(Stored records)

###

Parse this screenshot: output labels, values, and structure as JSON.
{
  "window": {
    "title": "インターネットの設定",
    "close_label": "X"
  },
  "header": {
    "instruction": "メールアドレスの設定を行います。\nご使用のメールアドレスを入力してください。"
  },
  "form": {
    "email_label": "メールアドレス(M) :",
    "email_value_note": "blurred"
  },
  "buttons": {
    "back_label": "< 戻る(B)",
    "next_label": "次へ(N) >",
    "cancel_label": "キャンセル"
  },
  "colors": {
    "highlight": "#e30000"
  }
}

###

*What you are asked to do*: Return the material in full, exactly as shown.

*Result for this task*:
Parse this screenshot: output labels, values, and structure as JSON.
{
  "window": {
    "title": "インターネットの設定",
    "close_label": "X"
  },
  "header": {
    "instruction": "メールアドレスの設定を行います。\nご使用のメールアドレスを入力してください。"
  },
  "form": {
    "email_label": "メールアドレス(M) :",
    "email_value_note": "blurred"
  },
  "buttons": {
    "back_label": "< 戻る(B)",
    "next_label": "次へ(N) >",
    "cancel_label": "キャンセル"
  },
  "colors": {
    "highlight": "#e30000"
  }
}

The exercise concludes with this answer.